## The problem
Of all the lines here, how many include the string "Bhajantri"? Answer with the number only.

## Records for this exercise
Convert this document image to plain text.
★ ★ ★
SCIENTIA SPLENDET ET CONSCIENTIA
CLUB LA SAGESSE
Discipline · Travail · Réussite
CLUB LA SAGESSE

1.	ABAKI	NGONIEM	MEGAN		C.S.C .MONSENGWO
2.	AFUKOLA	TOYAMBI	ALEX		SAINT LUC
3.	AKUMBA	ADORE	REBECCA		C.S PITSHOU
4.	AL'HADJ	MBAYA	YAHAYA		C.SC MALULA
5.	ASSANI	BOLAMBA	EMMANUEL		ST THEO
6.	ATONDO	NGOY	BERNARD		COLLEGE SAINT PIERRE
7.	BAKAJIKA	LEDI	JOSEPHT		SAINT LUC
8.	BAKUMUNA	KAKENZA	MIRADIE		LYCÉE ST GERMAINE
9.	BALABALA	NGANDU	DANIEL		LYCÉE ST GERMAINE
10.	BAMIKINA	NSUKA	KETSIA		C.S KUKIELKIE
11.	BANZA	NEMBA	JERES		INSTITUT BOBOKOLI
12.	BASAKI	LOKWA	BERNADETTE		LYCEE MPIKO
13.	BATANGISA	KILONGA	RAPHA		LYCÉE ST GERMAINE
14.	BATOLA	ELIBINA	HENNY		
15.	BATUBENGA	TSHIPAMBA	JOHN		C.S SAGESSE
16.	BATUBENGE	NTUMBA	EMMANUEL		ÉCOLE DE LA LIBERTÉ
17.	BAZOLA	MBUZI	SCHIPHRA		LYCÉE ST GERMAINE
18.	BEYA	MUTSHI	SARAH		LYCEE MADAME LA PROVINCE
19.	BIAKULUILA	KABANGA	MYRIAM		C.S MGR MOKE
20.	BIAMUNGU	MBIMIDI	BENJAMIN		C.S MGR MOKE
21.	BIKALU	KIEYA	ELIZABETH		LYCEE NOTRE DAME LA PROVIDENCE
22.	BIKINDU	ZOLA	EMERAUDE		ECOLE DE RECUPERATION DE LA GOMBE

==

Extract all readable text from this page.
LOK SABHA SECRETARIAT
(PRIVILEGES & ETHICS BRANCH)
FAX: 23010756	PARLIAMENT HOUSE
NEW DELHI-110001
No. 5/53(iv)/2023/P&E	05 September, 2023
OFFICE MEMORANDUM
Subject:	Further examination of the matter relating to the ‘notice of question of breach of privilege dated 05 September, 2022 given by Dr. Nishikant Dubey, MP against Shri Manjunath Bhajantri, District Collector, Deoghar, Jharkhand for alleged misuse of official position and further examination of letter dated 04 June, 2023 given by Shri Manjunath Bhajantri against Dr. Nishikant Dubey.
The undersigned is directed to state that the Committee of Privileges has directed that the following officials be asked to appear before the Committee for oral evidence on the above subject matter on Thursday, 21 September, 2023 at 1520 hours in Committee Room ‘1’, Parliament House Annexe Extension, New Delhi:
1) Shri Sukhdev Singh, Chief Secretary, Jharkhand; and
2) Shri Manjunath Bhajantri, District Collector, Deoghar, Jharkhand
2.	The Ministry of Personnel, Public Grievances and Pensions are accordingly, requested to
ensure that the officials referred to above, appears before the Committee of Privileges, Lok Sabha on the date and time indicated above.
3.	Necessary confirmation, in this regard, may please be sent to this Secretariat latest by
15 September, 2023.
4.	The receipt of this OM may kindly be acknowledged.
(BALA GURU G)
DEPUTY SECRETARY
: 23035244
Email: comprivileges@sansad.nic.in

## Answer to the exercise
2